* **What you need to do**
Images should be left out, and everything else in the listing reproduced exactly.

* **Provided information**
--- begin ---
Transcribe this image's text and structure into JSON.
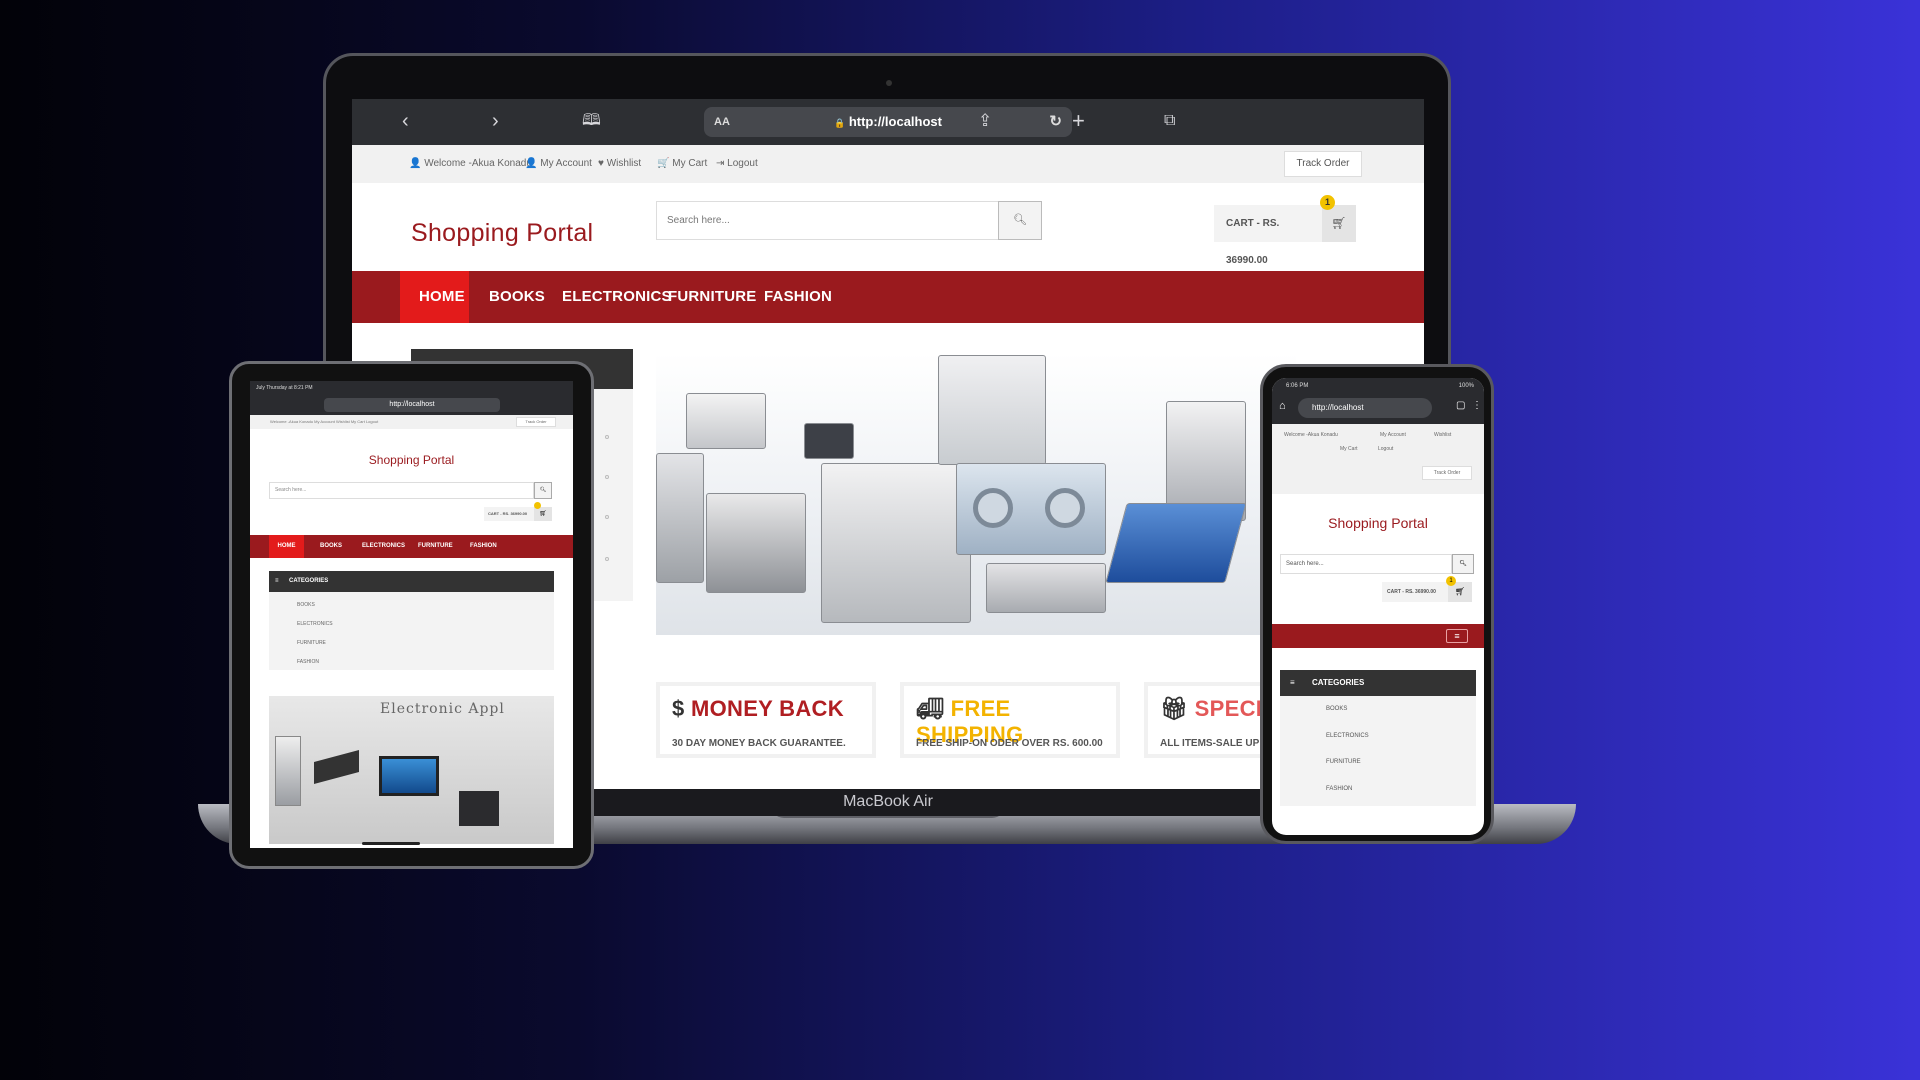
{
  "laptop": {
    "model_label": "MacBook Air",
    "browser": {
      "url": "http://localhost",
      "aa_label": "AA",
      "icons": [
        "chevron-left-icon",
        "chevron-right-icon",
        "book-icon",
        "reload-icon",
        "share-icon",
        "plus-icon",
        "tabs-icon"
      ]
    },
    "top_links": {
      "welcome": "Welcome -Akua Konadu",
      "my_account": "My Account",
      "wishlist": "Wishlist",
      "my_cart": "My Cart",
      "logout": "Logout",
      "track_order": "Track Order"
    },
    "header": {
      "logo": "Shopping Portal",
      "search_placeholder": "Search here...",
      "cart_label": "CART - RS. 36990.00",
      "cart_count": "1"
    },
    "nav": {
      "items": [
        "HOME",
        "BOOKS",
        "ELECTRONICS",
        "FURNITURE",
        "FASHION"
      ],
      "active_index": 0
    },
    "info_boxes": [
      {
        "title": "MONEY BACK",
        "subtitle": "30 DAY MONEY BACK GUARANTEE.",
        "icon": "dollar-icon",
        "color": "#b01e22"
      },
      {
        "title": "FREE SHIPPING",
        "subtitle": "FREE SHIP-ON ODER OVER RS. 600.00",
        "icon": "truck-icon",
        "color": "#f3b300"
      },
      {
        "title": "SPECIA",
        "subtitle": "ALL ITEMS-SALE UP",
        "icon": "gift-icon",
        "color": "#e35858"
      }
    ]
  },
  "tablet": {
    "status_time": "July Thursday at 8:21 PM",
    "url": "http://localhost",
    "top_links": "Welcome -Akua Konadu   My Account   Wishlist   My Cart   Logout",
    "track_order": "Track Order",
    "logo": "Shopping Portal",
    "search_placeholder": "Search here...",
    "cart_label": "CART - RS. 36990.00",
    "nav": [
      "HOME",
      "BOOKS",
      "ELECTRONICS",
      "FURNITURE",
      "FASHION"
    ],
    "categories_title": "CATEGORIES",
    "categories": [
      "BOOKS",
      "ELECTRONICS",
      "FURNITURE",
      "FASHION"
    ],
    "banner_title": "Electronic Appl"
  },
  "phone": {
    "status_time": "6:06 PM",
    "status_battery": "100%",
    "url": "http://localhost",
    "welcome": "Welcome -Akua Konadu",
    "my_account": "My Account",
    "wishlist": "Wishlist",
    "my_cart": "My Cart",
    "logout": "Logout",
    "track_order": "Track Order",
    "logo": "Shopping Portal",
    "search_placeholder": "Search here...",
    "cart_label": "CART - RS. 36990.00",
    "cart_count": "1",
    "categories_title": "CATEGORIES",
    "categories": [
      "BOOKS",
      "ELECTRONICS",
      "FURNITURE",
      "FASHION"
    ]
  },
  "colors": {
    "brand_red": "#9a1a1e",
    "active_red": "#e31b1b",
    "badge_yellow": "#f2c200",
    "bg_blue": "#3a32d8"
  }
}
--- end ---
* **Written solution**
Transcribe this image's text and structure into JSON.
{
  "laptop": {
    "model_label": "MacBook Air",
    "browser": {
      "url": "http://localhost",
      "aa_label": "AA",
      "icons": [
        "chevron-left-icon",
        "chevron-right-icon",
        "book-icon",
        "reload-icon",
        "share-icon",
        "plus-icon",
        "tabs-icon"
      ]
    },
    "top_links": {
      "welcome": "Welcome -Akua Konadu",
      "my_account": "My Account",
      "wishlist": "Wishlist",
      "my_cart": "My Cart",
      "logout": "Logout",
      "track_order": "Track Order"
    },
    "header": {
      "logo": "Shopping Portal",
      "search_placeholder": "Search here...",
      "cart_label": "CART - RS. 36990.00",
      "cart_count": "1"
    },
    "nav": {
      "items": [
        "HOME",
        "BOOKS",
        "ELECTRONICS",
        "FURNITURE",
        "FASHION"
      ],
      "active_index": 0
    },
    "info_boxes": [
      {
        "title": "MONEY BACK",
        "subtitle": "30 DAY MONEY BACK GUARANTEE.",
        "icon": "dollar-icon",
        "color": "#b01e22"
      },
      {
        "title": "FREE SHIPPING",
        "subtitle": "FREE SHIP-ON ODER OVER RS. 600.00",
        "icon": "truck-icon",
        "color": "#f3b300"
      },
      {
        "title": "SPECIA",
        "subtitle": "ALL ITEMS-SALE UP",
        "icon": "gift-icon",
        "color": "#e35858"
      }
    ]
  },
  "tablet": {
    "status_time": "July Thursday at 8:21 PM",
    "url": "http://localhost",
    "top_links": "Welcome -Akua Konadu   My Account   Wishlist   My Cart   Logout",
    "track_order": "Track Order",
    "logo": "Shopping Portal",
    "search_placeholder": "Search here...",
    "cart_label": "CART - RS. 36990.00",
    "nav": [
      "HOME",
      "BOOKS",
      "ELECTRONICS",
      "FURNITURE",
      "FASHION"
    ],
    "categories_title": "CATEGORIES",
    "categories": [
      "BOOKS",
      "ELECTRONICS",
      "FURNITURE",
      "FASHION"
    ],
    "banner_title": "Electronic Appl"
  },
  "phone": {
    "status_time": "6:06 PM",
    "status_battery": "100%",
    "url": "http://localhost",
    "welcome": "Welcome -Akua Konadu",
    "my_account": "My Account",
    "wishlist": "Wishlist",
    "my_cart": "My Cart",
    "logout": "Logout",
    "track_order": "Track Order",
    "logo": "Shopping Portal",
    "search_placeholder": "Search here...",
    "cart_label": "CART - RS. 36990.00",
    "cart_count": "1",
    "categories_title": "CATEGORIES",
    "categories": [
      "BOOKS",
      "ELECTRONICS",
      "FURNITURE",
      "FASHION"
    ]
  },
  "colors": {
    "brand_red": "#9a1a1e",
    "active_red": "#e31b1b",
    "badge_yellow": "#f2c200",
    "bg_blue": "#3a32d8"
  }
}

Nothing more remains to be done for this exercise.